Stated problem: Report every line in the listing that contains the string "warning".

(Dataset records)
┄┄┄┄┄┄

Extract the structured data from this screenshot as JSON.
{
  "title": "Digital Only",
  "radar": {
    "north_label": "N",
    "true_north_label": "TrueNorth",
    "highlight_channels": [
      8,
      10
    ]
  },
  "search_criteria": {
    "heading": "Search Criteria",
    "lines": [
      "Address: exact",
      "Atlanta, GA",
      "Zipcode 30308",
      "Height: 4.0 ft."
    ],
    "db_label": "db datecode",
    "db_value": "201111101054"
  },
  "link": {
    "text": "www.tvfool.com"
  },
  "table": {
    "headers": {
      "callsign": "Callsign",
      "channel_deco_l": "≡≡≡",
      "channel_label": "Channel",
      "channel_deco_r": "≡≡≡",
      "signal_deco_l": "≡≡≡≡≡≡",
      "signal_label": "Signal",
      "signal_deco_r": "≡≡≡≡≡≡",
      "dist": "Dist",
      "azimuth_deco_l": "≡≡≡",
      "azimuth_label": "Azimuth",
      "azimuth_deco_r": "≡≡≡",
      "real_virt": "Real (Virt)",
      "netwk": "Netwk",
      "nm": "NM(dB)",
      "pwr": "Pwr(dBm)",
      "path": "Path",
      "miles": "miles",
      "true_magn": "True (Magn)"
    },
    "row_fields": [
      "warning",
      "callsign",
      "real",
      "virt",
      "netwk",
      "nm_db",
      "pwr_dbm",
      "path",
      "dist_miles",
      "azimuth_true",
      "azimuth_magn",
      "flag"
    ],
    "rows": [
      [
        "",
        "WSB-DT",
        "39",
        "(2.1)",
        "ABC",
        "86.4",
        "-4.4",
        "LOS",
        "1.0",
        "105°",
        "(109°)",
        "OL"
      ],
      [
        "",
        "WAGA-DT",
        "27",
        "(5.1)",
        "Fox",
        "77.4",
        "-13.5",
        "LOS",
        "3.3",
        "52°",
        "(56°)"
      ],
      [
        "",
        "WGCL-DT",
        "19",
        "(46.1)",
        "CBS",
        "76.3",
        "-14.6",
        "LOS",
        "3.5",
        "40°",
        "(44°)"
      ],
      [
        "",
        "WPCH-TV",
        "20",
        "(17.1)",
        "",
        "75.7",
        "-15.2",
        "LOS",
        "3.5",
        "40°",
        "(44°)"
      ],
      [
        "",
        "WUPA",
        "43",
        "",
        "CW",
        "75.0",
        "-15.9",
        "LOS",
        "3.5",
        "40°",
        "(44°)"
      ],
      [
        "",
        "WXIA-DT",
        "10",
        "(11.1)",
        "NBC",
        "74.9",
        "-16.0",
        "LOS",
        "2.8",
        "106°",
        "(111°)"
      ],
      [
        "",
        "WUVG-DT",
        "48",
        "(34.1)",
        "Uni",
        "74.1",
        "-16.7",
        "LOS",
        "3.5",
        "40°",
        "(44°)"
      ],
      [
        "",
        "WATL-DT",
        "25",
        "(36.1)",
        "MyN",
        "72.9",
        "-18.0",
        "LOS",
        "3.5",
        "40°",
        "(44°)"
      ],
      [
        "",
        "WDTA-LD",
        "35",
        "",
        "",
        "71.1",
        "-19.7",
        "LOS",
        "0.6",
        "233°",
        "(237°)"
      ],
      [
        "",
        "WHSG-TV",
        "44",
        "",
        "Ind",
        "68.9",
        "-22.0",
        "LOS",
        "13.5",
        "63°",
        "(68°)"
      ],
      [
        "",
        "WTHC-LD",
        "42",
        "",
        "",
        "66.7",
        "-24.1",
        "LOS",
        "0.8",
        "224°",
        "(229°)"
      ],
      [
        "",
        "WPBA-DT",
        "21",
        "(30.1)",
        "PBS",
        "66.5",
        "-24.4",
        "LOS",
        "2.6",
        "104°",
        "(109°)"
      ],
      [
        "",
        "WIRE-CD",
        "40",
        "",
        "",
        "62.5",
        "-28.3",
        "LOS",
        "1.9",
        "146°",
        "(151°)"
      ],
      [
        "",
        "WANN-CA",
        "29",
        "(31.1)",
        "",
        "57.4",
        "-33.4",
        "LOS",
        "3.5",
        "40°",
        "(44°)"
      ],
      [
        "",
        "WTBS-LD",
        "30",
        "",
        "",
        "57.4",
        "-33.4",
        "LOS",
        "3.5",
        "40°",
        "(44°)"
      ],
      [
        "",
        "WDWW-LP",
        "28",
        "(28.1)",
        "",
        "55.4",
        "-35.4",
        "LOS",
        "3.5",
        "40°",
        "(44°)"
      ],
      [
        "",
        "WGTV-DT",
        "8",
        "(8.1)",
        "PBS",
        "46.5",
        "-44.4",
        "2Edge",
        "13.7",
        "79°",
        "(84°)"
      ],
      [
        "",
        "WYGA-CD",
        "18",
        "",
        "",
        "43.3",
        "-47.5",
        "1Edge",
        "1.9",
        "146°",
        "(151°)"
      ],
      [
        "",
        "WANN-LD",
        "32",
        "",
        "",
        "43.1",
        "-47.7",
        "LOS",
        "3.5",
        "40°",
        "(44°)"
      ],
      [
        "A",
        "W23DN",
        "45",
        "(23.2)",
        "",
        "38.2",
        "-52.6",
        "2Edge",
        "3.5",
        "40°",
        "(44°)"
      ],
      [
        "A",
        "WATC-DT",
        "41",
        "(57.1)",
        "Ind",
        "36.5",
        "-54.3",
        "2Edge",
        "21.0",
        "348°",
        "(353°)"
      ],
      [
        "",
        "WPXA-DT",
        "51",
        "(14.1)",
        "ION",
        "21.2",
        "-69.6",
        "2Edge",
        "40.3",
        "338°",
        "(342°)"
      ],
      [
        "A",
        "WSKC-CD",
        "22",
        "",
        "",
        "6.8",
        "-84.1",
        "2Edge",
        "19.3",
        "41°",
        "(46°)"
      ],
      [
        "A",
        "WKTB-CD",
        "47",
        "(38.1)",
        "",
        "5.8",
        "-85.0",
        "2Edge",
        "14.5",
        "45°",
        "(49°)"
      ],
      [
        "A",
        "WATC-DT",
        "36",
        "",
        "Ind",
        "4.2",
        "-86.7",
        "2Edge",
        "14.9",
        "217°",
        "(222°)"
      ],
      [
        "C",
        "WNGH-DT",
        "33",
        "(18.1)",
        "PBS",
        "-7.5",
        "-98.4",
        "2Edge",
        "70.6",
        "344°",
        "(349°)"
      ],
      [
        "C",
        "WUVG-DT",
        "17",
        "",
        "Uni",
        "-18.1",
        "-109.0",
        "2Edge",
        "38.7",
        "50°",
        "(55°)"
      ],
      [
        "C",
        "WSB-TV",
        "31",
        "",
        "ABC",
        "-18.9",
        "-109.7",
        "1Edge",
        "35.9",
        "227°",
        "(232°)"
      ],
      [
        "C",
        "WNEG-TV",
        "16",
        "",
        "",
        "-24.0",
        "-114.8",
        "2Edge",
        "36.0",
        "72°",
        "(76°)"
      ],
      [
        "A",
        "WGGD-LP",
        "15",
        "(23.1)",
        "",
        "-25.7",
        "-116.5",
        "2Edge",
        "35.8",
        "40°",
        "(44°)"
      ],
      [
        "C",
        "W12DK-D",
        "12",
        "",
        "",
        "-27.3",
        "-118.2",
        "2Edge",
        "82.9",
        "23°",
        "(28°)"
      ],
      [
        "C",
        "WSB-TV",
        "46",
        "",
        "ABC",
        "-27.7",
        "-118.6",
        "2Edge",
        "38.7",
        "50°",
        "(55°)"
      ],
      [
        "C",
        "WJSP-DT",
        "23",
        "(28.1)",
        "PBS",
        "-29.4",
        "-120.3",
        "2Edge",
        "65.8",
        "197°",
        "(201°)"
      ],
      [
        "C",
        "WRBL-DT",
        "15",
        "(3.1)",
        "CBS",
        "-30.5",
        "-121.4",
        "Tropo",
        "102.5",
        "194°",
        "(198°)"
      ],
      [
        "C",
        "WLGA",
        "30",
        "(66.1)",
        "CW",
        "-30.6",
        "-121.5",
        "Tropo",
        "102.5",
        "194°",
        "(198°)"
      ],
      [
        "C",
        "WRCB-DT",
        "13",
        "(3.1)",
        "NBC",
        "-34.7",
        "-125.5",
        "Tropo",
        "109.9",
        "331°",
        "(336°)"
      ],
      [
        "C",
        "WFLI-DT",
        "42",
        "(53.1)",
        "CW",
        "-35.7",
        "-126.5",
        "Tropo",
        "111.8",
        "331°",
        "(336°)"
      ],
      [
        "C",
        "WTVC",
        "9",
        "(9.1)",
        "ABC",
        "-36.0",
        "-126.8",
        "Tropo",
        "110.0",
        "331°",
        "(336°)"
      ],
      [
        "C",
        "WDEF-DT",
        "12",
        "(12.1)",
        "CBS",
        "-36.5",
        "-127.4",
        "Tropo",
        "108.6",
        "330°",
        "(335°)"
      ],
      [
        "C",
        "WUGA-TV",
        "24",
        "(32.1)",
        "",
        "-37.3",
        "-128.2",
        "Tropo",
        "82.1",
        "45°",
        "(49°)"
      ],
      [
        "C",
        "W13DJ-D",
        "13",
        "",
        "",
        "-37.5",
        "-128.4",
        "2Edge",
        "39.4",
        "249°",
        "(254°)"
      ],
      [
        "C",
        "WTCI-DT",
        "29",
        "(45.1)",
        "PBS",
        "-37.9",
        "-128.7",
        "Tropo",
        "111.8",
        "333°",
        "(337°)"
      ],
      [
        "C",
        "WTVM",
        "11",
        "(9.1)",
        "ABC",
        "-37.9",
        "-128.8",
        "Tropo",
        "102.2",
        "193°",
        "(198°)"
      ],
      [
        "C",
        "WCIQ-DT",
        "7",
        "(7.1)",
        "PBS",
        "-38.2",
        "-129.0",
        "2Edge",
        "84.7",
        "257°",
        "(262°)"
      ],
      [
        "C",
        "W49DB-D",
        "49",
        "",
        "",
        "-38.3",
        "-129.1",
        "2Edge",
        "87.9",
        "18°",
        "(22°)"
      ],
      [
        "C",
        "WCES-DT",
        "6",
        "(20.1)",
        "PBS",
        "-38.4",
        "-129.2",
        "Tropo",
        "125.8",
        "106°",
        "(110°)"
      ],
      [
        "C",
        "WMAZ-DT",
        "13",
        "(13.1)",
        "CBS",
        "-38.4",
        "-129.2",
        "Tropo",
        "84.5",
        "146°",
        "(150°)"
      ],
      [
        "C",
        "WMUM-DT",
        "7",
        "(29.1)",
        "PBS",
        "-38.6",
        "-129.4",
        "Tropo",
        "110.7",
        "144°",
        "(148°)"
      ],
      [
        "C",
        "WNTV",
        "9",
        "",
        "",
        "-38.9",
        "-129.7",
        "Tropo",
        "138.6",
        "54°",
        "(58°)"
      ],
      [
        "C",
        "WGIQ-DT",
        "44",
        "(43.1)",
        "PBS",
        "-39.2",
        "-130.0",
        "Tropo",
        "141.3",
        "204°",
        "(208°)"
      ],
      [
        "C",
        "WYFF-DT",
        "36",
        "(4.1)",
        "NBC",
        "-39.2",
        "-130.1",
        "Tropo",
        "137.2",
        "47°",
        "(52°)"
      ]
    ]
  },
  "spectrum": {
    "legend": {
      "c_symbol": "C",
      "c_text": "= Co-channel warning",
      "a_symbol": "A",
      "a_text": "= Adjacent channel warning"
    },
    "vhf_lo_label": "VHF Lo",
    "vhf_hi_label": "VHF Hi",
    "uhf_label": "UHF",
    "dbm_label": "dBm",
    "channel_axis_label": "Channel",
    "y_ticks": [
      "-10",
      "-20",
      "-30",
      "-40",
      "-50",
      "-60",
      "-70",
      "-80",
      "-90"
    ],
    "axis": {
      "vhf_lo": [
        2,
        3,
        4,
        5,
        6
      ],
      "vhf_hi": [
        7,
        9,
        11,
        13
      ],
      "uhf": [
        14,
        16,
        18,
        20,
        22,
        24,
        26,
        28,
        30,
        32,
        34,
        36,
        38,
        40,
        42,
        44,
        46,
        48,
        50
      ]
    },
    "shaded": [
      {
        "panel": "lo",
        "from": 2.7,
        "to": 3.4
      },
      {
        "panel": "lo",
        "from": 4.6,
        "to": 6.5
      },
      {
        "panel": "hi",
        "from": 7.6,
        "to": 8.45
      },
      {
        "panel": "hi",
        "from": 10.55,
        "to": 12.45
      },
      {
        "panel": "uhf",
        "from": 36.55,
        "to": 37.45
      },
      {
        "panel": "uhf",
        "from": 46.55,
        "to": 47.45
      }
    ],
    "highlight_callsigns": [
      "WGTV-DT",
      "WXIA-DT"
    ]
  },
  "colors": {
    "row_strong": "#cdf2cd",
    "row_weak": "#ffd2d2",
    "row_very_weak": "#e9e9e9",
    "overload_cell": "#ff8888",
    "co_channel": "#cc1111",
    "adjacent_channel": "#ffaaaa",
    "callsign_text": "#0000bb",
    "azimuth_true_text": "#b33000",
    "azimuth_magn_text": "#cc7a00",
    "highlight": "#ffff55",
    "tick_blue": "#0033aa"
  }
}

┄┄┄┄┄┄

Exercise answer:
      "warning",
      "c_text": "= Co-channel warning",
      "a_text": "= Adjacent channel warning"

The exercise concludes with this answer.